WHAT IS EXPECTED
Report only the number of lines holding "διατάξεις".

Dataset entries
---------------
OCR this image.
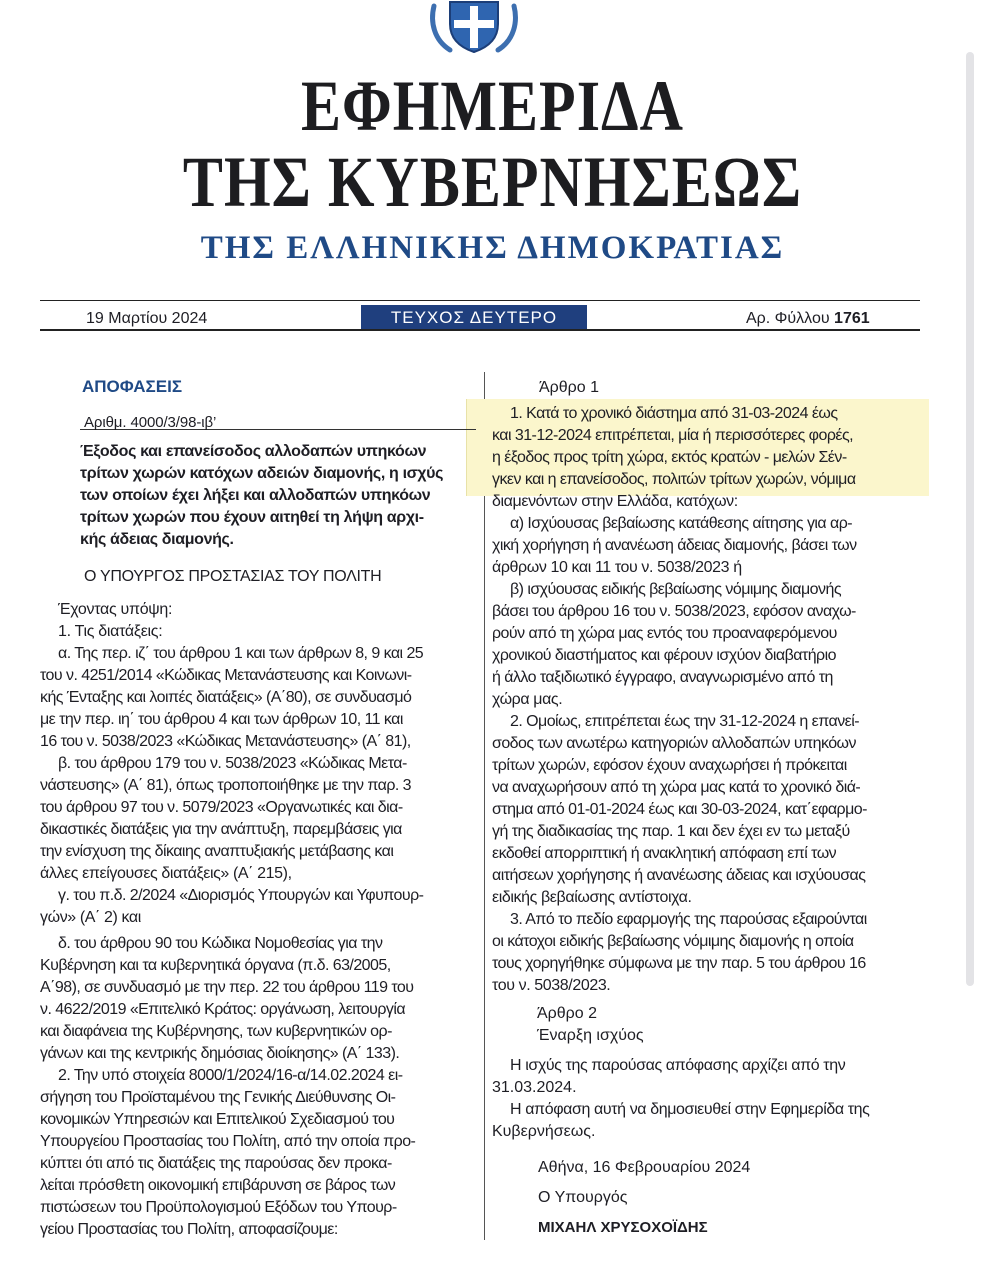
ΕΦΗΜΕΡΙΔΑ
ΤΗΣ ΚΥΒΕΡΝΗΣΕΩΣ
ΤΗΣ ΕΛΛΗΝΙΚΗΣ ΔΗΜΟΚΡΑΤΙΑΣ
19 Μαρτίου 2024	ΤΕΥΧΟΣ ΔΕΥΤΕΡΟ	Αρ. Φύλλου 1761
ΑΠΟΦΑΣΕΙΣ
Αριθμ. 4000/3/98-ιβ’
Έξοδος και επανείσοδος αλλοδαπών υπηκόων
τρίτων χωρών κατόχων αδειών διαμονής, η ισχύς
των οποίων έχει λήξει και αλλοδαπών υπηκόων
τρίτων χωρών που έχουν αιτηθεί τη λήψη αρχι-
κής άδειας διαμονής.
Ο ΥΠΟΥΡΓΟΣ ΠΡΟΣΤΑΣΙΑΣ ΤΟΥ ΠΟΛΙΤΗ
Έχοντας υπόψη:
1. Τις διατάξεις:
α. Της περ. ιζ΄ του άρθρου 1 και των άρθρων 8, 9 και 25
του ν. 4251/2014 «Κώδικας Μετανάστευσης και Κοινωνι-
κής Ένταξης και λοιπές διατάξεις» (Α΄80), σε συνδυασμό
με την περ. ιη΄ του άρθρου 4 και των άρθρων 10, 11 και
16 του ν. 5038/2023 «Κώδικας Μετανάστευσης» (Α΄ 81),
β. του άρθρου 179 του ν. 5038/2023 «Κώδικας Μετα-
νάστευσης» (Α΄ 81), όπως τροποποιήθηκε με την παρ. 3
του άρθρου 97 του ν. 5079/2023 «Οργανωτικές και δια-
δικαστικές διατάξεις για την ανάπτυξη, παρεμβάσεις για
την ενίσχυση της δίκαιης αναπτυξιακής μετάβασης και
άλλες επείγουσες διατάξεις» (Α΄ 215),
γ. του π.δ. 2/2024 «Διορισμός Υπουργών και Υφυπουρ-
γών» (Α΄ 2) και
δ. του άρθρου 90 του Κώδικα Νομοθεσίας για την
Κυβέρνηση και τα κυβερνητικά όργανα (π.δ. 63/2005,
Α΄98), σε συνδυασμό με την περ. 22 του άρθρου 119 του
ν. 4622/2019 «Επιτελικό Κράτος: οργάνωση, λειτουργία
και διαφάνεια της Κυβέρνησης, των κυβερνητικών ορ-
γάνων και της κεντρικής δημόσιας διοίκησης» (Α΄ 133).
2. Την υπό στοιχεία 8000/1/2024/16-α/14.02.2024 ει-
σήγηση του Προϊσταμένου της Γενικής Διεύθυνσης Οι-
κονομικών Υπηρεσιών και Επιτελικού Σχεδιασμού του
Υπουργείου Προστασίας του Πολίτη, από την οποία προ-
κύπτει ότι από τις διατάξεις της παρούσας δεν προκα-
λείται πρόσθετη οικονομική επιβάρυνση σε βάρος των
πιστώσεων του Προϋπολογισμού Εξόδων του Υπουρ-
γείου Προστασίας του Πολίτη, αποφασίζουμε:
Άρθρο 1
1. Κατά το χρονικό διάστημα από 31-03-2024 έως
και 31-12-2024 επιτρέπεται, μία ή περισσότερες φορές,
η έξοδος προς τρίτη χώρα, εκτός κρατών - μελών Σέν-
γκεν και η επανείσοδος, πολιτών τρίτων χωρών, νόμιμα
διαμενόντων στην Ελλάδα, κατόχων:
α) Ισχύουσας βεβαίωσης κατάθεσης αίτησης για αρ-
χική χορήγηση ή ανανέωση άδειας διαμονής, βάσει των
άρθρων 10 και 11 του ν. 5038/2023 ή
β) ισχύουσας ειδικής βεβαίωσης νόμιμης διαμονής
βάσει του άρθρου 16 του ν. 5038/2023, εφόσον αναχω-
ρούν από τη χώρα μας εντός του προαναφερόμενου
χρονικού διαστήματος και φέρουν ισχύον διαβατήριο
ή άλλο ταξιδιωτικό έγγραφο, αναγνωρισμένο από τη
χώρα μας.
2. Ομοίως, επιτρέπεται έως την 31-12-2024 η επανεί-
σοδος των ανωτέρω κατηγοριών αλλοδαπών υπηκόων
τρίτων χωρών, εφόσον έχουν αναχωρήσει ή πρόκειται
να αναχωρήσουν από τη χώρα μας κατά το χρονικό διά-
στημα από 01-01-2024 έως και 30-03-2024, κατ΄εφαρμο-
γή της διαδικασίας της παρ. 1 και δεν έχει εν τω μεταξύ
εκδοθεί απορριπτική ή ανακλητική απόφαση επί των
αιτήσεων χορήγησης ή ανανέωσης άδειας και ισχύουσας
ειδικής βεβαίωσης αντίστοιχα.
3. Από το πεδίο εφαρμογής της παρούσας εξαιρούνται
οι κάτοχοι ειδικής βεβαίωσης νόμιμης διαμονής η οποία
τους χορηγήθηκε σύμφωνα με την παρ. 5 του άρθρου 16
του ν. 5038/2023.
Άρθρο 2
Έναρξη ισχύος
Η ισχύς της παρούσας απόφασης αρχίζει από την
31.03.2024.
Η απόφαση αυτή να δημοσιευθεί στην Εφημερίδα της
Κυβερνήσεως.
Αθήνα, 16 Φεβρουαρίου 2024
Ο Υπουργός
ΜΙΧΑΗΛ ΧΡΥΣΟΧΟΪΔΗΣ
---------------
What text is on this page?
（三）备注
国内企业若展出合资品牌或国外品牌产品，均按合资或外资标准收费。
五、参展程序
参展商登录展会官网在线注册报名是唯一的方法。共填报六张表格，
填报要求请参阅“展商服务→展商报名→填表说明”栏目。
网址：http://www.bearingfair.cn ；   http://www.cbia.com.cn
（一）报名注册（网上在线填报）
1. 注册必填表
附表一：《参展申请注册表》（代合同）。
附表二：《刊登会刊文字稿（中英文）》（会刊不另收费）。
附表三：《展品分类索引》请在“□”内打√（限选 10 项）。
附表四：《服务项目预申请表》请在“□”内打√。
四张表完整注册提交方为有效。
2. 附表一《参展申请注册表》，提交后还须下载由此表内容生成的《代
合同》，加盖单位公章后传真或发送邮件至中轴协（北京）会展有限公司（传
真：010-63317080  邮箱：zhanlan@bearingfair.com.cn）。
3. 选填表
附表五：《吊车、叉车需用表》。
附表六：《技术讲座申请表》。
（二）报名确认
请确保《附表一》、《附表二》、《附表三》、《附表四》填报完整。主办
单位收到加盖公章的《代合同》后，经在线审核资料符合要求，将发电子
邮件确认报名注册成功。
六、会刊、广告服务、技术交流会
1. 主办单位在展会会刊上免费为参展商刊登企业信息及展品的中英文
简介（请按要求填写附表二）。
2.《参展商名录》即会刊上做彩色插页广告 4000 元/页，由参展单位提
---------------
CORRECT RESPONSE
5